• Aim: Extract each line of the material that follows exactly and omit its pictures.

-- Begin Task material --

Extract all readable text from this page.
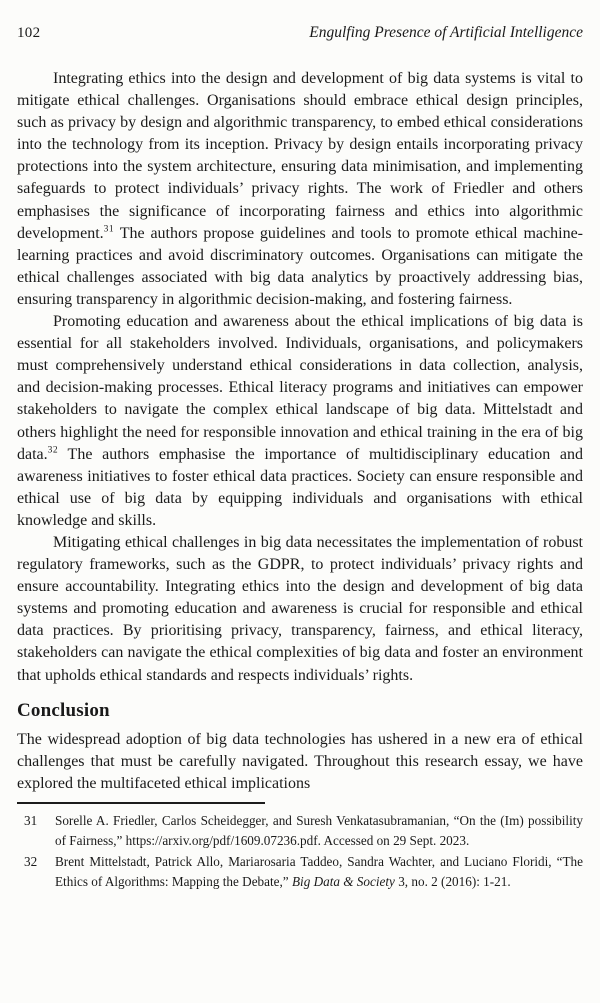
102	Engulfing Presence of Artificial Intelligence

Integrating ethics into the design and development of big data systems is vital to mitigate ethical challenges. Organisations should embrace ethical design principles, such as privacy by design and algorithmic transparency, to embed ethical considerations into the technology from its inception. Privacy by design entails incorporating privacy protections into the system architecture, ensuring data minimisation, and implementing safeguards to protect individuals’ privacy rights. The work of Friedler and others emphasises the significance of incorporating fairness and ethics into algorithmic development.$^{31}$ The authors propose guidelines and tools to promote ethical machine-learning practices and avoid discriminatory outcomes. Organisations can mitigate the ethical challenges associated with big data analytics by proactively addressing bias, ensuring transparency in algorithmic decision-making, and fostering fairness.

Promoting education and awareness about the ethical implications of big data is essential for all stakeholders involved. Individuals, organisations, and policymakers must comprehensively understand ethical considerations in data collection, analysis, and decision-making processes. Ethical literacy programs and initiatives can empower stakeholders to navigate the complex ethical landscape of big data. Mittelstadt and others highlight the need for responsible innovation and ethical training in the era of big data.$^{32}$ The authors emphasise the importance of multidisciplinary education and awareness initiatives to foster ethical data practices. Society can ensure responsible and ethical use of big data by equipping individuals and organisations with ethical knowledge and skills.

Mitigating ethical challenges in big data necessitates the implementation of robust regulatory frameworks, such as the GDPR, to protect individuals’ privacy rights and ensure accountability. Integrating ethics into the design and development of big data systems and promoting education and awareness is crucial for responsible and ethical data practices. By prioritising privacy, transparency, fairness, and ethical literacy, stakeholders can navigate the ethical complexities of big data and foster an environment that upholds ethical standards and respects individuals’ rights.

Conclusion

The widespread adoption of big data technologies has ushered in a new era of ethical challenges that must be carefully navigated. Throughout this research essay, we have explored the multifaceted ethical implications

31	Sorelle A. Friedler, Carlos Scheidegger, and Suresh Venkatasubramanian, “On the (Im) possibility of Fairness,” https://arxiv.org/pdf/1609.07236.pdf. Accessed on 29 Sept. 2023.
32	Brent Mittelstadt, Patrick Allo, Mariarosaria Taddeo, Sandra Wachter, and Luciano Floridi, “The Ethics of Algorithms: Mapping the Debate,” Big Data & Society 3, no. 2 (2016): 1-21.
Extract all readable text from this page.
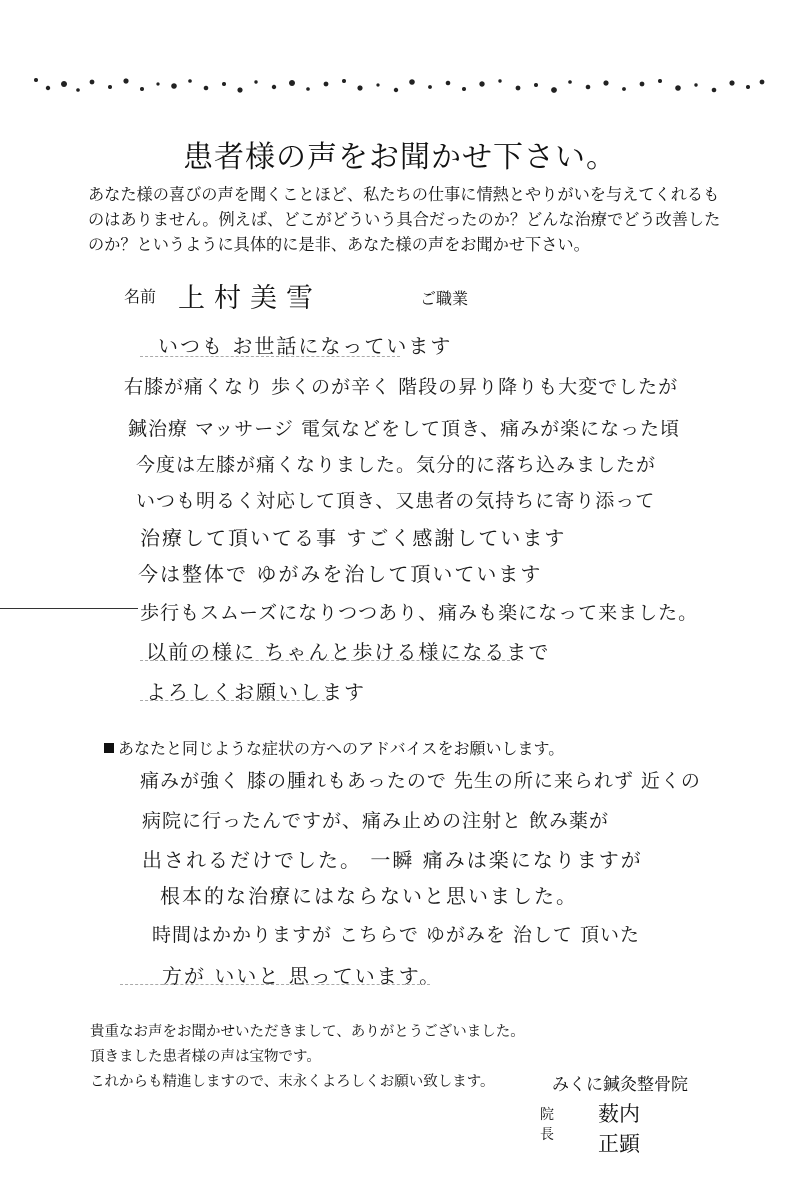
患者様の声をお聞かせ下さい。
あなた様の喜びの声を聞くことほど、私たちの仕事に情熱とやりがいを与えてくれるものはありません。例えば、どこがどういう具合だったのか？どんな治療でどう改善したのか？というように具体的に是非、あなた様の声をお聞かせ下さい。
名前 上村美雪	ご職業
いつも お世話になっています
右膝が痛くなり 歩くのが辛く 階段の昇り降りも大変でしたが
鍼治療 マッサージ 電気などをして頂き、痛みが楽になった頃
今度は左膝が痛くなりました。気分的に落ち込みましたが
いつも明るく対応して頂き、又患者の気持ちに寄り添って
治療して頂いてる事 すごく感謝しています
今は整体で ゆがみを治して頂いています
歩行もスムーズになりつつあり、痛みも楽になって来ました。
以前の様に ちゃんと歩ける様になるまで
よろしくお願いします
あなたと同じような症状の方へのアドバイスをお願いします。
痛みが強く 膝の腫れもあったので 先生の所に来られず 近くの
病院に行ったんですが、痛み止めの注射と 飲み薬が
出されるだけでした。 一瞬 痛みは楽になりますが
根本的な治療にはならないと思いました。
時間はかかりますが こちらで ゆがみを 治して 頂いた
方が いいと 思っています。
貴重なお声をお聞かせいただきまして、ありがとうございました。
頂きました患者様の声は宝物です。
これからも精進しますので、末永くよろしくお願い致します。	みくに鍼灸整骨院
院長
薮内　正顕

-- End Task material --

• Output below:
Extract all readable text from this page.
102	Engulfing Presence of Artificial Intelligence

Integrating ethics into the design and development of big data systems is vital to mitigate ethical challenges. Organisations should embrace ethical design principles, such as privacy by design and algorithmic transparency, to embed ethical considerations into the technology from its inception. Privacy by design entails incorporating privacy protections into the system architecture, ensuring data minimisation, and implementing safeguards to protect individuals’ privacy rights. The work of Friedler and others emphasises the significance of incorporating fairness and ethics into algorithmic development.$^{31}$ The authors propose guidelines and tools to promote ethical machine-learning practices and avoid discriminatory outcomes. Organisations can mitigate the ethical challenges associated with big data analytics by proactively addressing bias, ensuring transparency in algorithmic decision-making, and fostering fairness.

Promoting education and awareness about the ethical implications of big data is essential for all stakeholders involved. Individuals, organisations, and policymakers must comprehensively understand ethical considerations in data collection, analysis, and decision-making processes. Ethical literacy programs and initiatives can empower stakeholders to navigate the complex ethical landscape of big data. Mittelstadt and others highlight the need for responsible innovation and ethical training in the era of big data.$^{32}$ The authors emphasise the importance of multidisciplinary education and awareness initiatives to foster ethical data practices. Society can ensure responsible and ethical use of big data by equipping individuals and organisations with ethical knowledge and skills.

Mitigating ethical challenges in big data necessitates the implementation of robust regulatory frameworks, such as the GDPR, to protect individuals’ privacy rights and ensure accountability. Integrating ethics into the design and development of big data systems and promoting education and awareness is crucial for responsible and ethical data practices. By prioritising privacy, transparency, fairness, and ethical literacy, stakeholders can navigate the ethical complexities of big data and foster an environment that upholds ethical standards and respects individuals’ rights.

Conclusion

The widespread adoption of big data technologies has ushered in a new era of ethical challenges that must be carefully navigated. Throughout this research essay, we have explored the multifaceted ethical implications

31	Sorelle A. Friedler, Carlos Scheidegger, and Suresh Venkatasubramanian, “On the (Im) possibility of Fairness,” https://arxiv.org/pdf/1609.07236.pdf. Accessed on 29 Sept. 2023.
32	Brent Mittelstadt, Patrick Allo, Mariarosaria Taddeo, Sandra Wachter, and Luciano Floridi, “The Ethics of Algorithms: Mapping the Debate,” Big Data & Society 3, no. 2 (2016): 1-21.
Extract all readable text from this page.
患者様の声をお聞かせ下さい。
あなた様の喜びの声を聞くことほど、私たちの仕事に情熱とやりがいを与えてくれるものはありません。例えば、どこがどういう具合だったのか？どんな治療でどう改善したのか？というように具体的に是非、あなた様の声をお聞かせ下さい。
名前 上村美雪	ご職業
いつも お世話になっています
右膝が痛くなり 歩くのが辛く 階段の昇り降りも大変でしたが
鍼治療 マッサージ 電気などをして頂き、痛みが楽になった頃
今度は左膝が痛くなりました。気分的に落ち込みましたが
いつも明るく対応して頂き、又患者の気持ちに寄り添って
治療して頂いてる事 すごく感謝しています
今は整体で ゆがみを治して頂いています
歩行もスムーズになりつつあり、痛みも楽になって来ました。
以前の様に ちゃんと歩ける様になるまで
よろしくお願いします
あなたと同じような症状の方へのアドバイスをお願いします。
痛みが強く 膝の腫れもあったので 先生の所に来られず 近くの
病院に行ったんですが、痛み止めの注射と 飲み薬が
出されるだけでした。 一瞬 痛みは楽になりますが
根本的な治療にはならないと思いました。
時間はかかりますが こちらで ゆがみを 治して 頂いた
方が いいと 思っています。
貴重なお声をお聞かせいただきまして、ありがとうございました。
頂きました患者様の声は宝物です。
これからも精進しますので、末永くよろしくお願い致します。	みくに鍼灸整骨院
院長
薮内　正顕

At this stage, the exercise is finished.